# START OF RECORDS FOR THE TASK

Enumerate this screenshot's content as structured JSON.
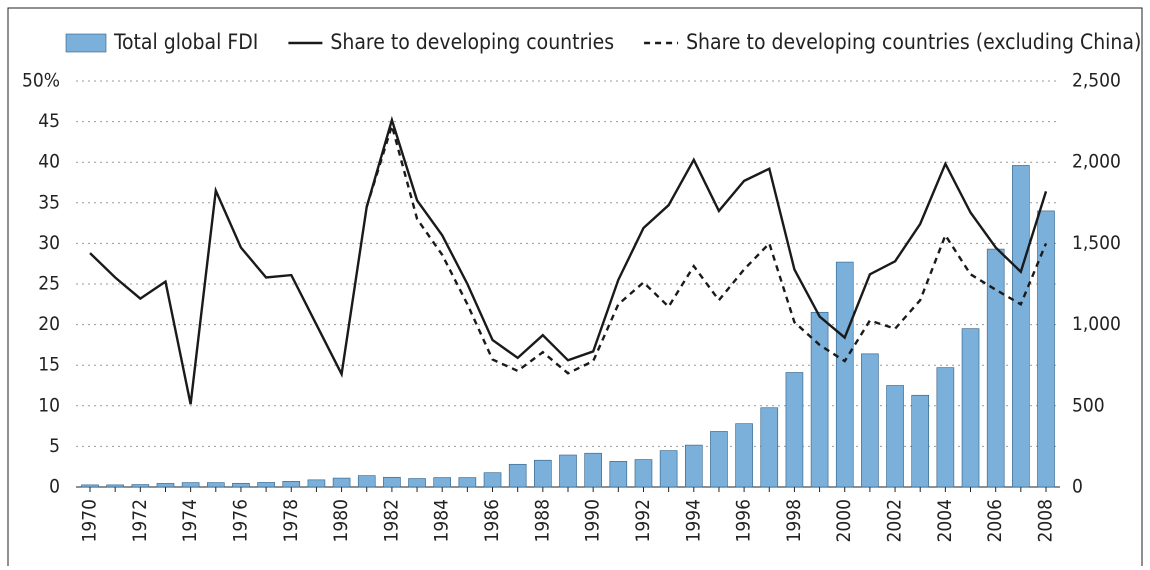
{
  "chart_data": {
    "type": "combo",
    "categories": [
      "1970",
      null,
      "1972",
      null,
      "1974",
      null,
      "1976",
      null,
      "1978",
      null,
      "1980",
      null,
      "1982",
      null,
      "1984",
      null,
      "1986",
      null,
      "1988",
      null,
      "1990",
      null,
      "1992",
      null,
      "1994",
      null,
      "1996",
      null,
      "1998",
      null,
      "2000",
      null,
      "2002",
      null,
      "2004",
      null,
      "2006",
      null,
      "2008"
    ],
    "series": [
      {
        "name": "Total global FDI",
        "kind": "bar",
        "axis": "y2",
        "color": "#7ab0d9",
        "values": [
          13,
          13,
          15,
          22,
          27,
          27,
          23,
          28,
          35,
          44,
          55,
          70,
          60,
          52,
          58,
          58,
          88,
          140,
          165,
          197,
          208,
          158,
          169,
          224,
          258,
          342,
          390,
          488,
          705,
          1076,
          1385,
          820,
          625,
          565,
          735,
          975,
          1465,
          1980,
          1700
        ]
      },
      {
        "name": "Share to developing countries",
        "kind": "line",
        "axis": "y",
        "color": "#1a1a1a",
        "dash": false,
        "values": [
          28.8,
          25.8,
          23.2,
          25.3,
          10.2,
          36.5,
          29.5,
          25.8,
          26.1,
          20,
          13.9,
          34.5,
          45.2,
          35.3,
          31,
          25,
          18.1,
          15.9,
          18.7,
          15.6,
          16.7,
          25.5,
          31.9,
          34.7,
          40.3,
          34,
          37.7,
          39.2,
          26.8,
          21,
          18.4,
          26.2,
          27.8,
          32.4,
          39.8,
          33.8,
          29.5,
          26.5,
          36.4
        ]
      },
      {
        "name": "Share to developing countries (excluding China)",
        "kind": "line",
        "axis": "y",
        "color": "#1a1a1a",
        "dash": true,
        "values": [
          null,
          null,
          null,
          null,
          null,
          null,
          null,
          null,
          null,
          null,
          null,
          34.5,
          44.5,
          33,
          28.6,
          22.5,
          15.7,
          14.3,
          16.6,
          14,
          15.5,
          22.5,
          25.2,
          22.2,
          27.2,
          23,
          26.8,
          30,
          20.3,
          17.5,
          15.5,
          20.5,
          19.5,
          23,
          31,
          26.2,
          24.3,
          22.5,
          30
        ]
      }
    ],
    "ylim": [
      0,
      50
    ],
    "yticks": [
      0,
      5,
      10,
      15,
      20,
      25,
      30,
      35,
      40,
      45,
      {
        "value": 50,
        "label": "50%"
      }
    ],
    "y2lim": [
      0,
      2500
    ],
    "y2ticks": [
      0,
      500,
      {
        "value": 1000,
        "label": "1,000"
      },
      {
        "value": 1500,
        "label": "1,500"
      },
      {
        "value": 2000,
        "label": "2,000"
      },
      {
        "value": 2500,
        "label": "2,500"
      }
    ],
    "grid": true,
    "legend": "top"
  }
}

# END OF RECORDS FOR THE TASK

| PROBLEM REQUIREMENTS |
Leave the pictures out and reproduce all of the records exactly.

| FINAL RESULT |
Enumerate this screenshot's content as structured JSON.
{
  "chart_data": {
    "type": "combo",
    "categories": [
      "1970",
      null,
      "1972",
      null,
      "1974",
      null,
      "1976",
      null,
      "1978",
      null,
      "1980",
      null,
      "1982",
      null,
      "1984",
      null,
      "1986",
      null,
      "1988",
      null,
      "1990",
      null,
      "1992",
      null,
      "1994",
      null,
      "1996",
      null,
      "1998",
      null,
      "2000",
      null,
      "2002",
      null,
      "2004",
      null,
      "2006",
      null,
      "2008"
    ],
    "series": [
      {
        "name": "Total global FDI",
        "kind": "bar",
        "axis": "y2",
        "color": "#7ab0d9",
        "values": [
          13,
          13,
          15,
          22,
          27,
          27,
          23,
          28,
          35,
          44,
          55,
          70,
          60,
          52,
          58,
          58,
          88,
          140,
          165,
          197,
          208,
          158,
          169,
          224,
          258,
          342,
          390,
          488,
          705,
          1076,
          1385,
          820,
          625,
          565,
          735,
          975,
          1465,
          1980,
          1700
        ]
      },
      {
        "name": "Share to developing countries",
        "kind": "line",
        "axis": "y",
        "color": "#1a1a1a",
        "dash": false,
        "values": [
          28.8,
          25.8,
          23.2,
          25.3,
          10.2,
          36.5,
          29.5,
          25.8,
          26.1,
          20,
          13.9,
          34.5,
          45.2,
          35.3,
          31,
          25,
          18.1,
          15.9,
          18.7,
          15.6,
          16.7,
          25.5,
          31.9,
          34.7,
          40.3,
          34,
          37.7,
          39.2,
          26.8,
          21,
          18.4,
          26.2,
          27.8,
          32.4,
          39.8,
          33.8,
          29.5,
          26.5,
          36.4
        ]
      },
      {
        "name": "Share to developing countries (excluding China)",
        "kind": "line",
        "axis": "y",
        "color": "#1a1a1a",
        "dash": true,
        "values": [
          null,
          null,
          null,
          null,
          null,
          null,
          null,
          null,
          null,
          null,
          null,
          34.5,
          44.5,
          33,
          28.6,
          22.5,
          15.7,
          14.3,
          16.6,
          14,
          15.5,
          22.5,
          25.2,
          22.2,
          27.2,
          23,
          26.8,
          30,
          20.3,
          17.5,
          15.5,
          20.5,
          19.5,
          23,
          31,
          26.2,
          24.3,
          22.5,
          30
        ]
      }
    ],
    "ylim": [
      0,
      50
    ],
    "yticks": [
      0,
      5,
      10,
      15,
      20,
      25,
      30,
      35,
      40,
      45,
      {
        "value": 50,
        "label": "50%"
      }
    ],
    "y2lim": [
      0,
      2500
    ],
    "y2ticks": [
      0,
      500,
      {
        "value": 1000,
        "label": "1,000"
      },
      {
        "value": 1500,
        "label": "1,500"
      },
      {
        "value": 2000,
        "label": "2,000"
      },
      {
        "value": 2500,
        "label": "2,500"
      }
    ],
    "grid": true,
    "legend": "top"
  }
}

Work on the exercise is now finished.